- Directive: Copy every line of the material below without any changes, leaving out the pictures.

A run of records:
# # # # # # #

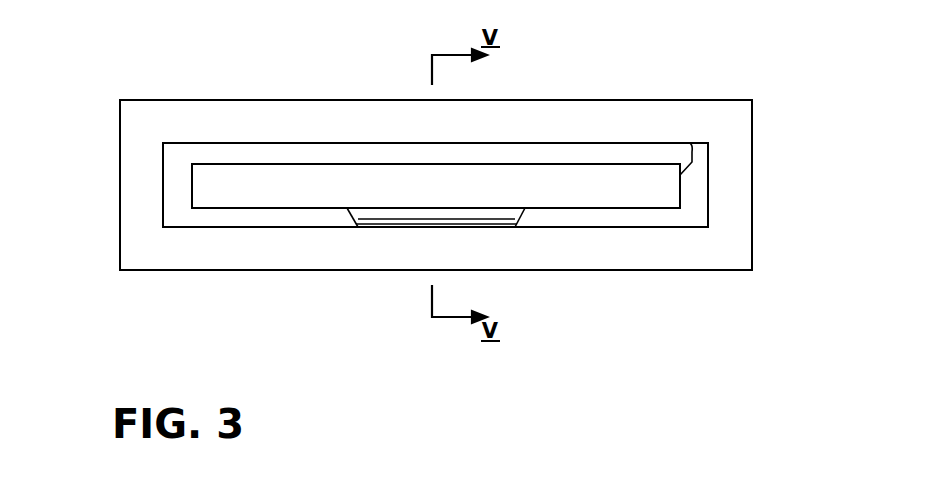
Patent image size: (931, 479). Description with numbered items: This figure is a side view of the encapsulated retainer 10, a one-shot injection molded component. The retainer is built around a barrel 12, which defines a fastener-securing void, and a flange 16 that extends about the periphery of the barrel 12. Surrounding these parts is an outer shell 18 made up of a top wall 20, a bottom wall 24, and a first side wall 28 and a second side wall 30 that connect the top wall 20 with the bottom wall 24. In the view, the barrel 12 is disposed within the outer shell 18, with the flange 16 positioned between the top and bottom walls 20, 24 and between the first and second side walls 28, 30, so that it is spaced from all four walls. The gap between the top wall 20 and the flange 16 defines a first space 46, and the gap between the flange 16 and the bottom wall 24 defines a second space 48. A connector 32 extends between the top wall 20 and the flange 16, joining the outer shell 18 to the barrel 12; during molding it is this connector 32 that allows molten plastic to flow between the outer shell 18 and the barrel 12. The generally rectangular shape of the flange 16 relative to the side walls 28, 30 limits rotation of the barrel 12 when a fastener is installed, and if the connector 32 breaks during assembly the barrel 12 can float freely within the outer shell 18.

The encapsulated retainer 10 is at (587, 36).
The barrel 12 is at (534, 217).
The flange 16 is at (215, 183).
The outer shell 18 is at (112, 128).
The top wall 20 is at (202, 100).
The bottom wall 24 is at (230, 271).
The first side wall 28 is at (120, 227).
The second side wall 30 is at (752, 230).
The connector 32 is at (700, 152).
The first space 46 is at (198, 153).
The second space 48 is at (203, 215).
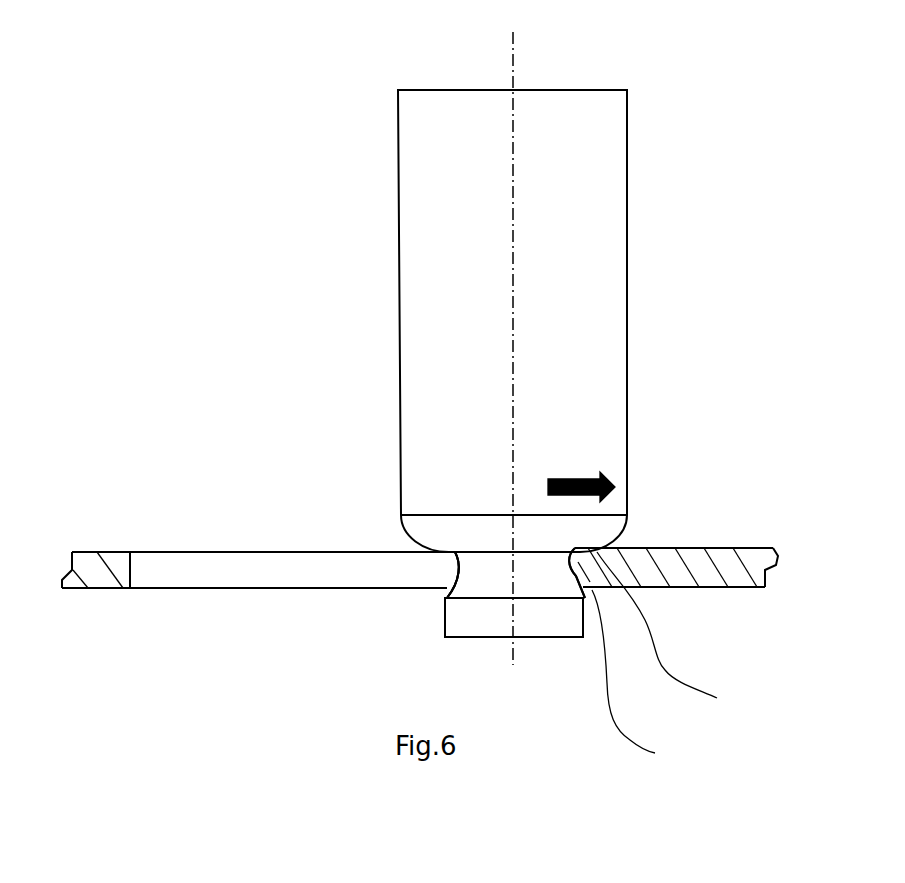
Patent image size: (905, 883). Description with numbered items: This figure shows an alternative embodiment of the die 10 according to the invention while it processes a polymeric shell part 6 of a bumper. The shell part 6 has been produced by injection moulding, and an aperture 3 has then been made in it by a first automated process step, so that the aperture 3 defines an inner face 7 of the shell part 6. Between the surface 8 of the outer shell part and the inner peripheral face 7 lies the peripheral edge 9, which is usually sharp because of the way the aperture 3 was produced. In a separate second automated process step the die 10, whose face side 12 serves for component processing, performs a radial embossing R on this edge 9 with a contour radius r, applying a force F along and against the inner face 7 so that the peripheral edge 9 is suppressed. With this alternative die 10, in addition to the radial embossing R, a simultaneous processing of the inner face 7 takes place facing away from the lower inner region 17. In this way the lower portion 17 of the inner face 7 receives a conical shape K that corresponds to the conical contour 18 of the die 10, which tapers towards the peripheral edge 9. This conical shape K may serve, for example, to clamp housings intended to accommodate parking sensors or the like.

# # # # # # #

- Task answer:
Patent image size: (931, 479). Description with numbered items: This figure is a side view of the encapsulated retainer 10, a one-shot injection molded component. The retainer is built around a barrel 12, which defines a fastener-securing void, and a flange 16 that extends about the periphery of the barrel 12. Surrounding these parts is an outer shell 18 made up of a top wall 20, a bottom wall 24, and a first side wall 28 and a second side wall 30 that connect the top wall 20 with the bottom wall 24. In the view, the barrel 12 is disposed within the outer shell 18, with the flange 16 positioned between the top and bottom walls 20, 24 and between the first and second side walls 28, 30, so that it is spaced from all four walls. The gap between the top wall 20 and the flange 16 defines a first space 46, and the gap between the flange 16 and the bottom wall 24 defines a second space 48. A connector 32 extends between the top wall 20 and the flange 16, joining the outer shell 18 to the barrel 12; during molding it is this connector 32 that allows molten plastic to flow between the outer shell 18 and the barrel 12. The generally rectangular shape of the flange 16 relative to the side walls 28, 30 limits rotation of the barrel 12 when a fastener is installed, and if the connector 32 breaks during assembly the barrel 12 can float freely within the outer shell 18.

The encapsulated retainer 10 is at (587, 36).
The barrel 12 is at (534, 217).
The flange 16 is at (215, 183).
The outer shell 18 is at (112, 128).
The top wall 20 is at (202, 100).
The bottom wall 24 is at (230, 271).
The first side wall 28 is at (120, 227).
The second side wall 30 is at (752, 230).
The connector 32 is at (700, 152).
The first space 46 is at (198, 153).
The second space 48 is at (203, 215).
Patent image size: (905, 883). Description with numbered items: This figure shows an alternative embodiment of the die 10 according to the invention while it processes a polymeric shell part 6 of a bumper. The shell part 6 has been produced by injection moulding, and an aperture 3 has then been made in it by a first automated process step, so that the aperture 3 defines an inner face 7 of the shell part 6. Between the surface 8 of the outer shell part and the inner peripheral face 7 lies the peripheral edge 9, which is usually sharp because of the way the aperture 3 was produced. In a separate second automated process step the die 10, whose face side 12 serves for component processing, performs a radial embossing R on this edge 9 with a contour radius r, applying a force F along and against the inner face 7 so that the peripheral edge 9 is suppressed. With this alternative die 10, in addition to the radial embossing R, a simultaneous processing of the inner face 7 takes place facing away from the lower inner region 17. In this way the lower portion 17 of the inner face 7 receives a conical shape K that corresponds to the conical contour 18 of the die 10, which tapers towards the peripheral edge 9. This conical shape K may serve, for example, to clamp housings intended to accommodate parking sensors or the like.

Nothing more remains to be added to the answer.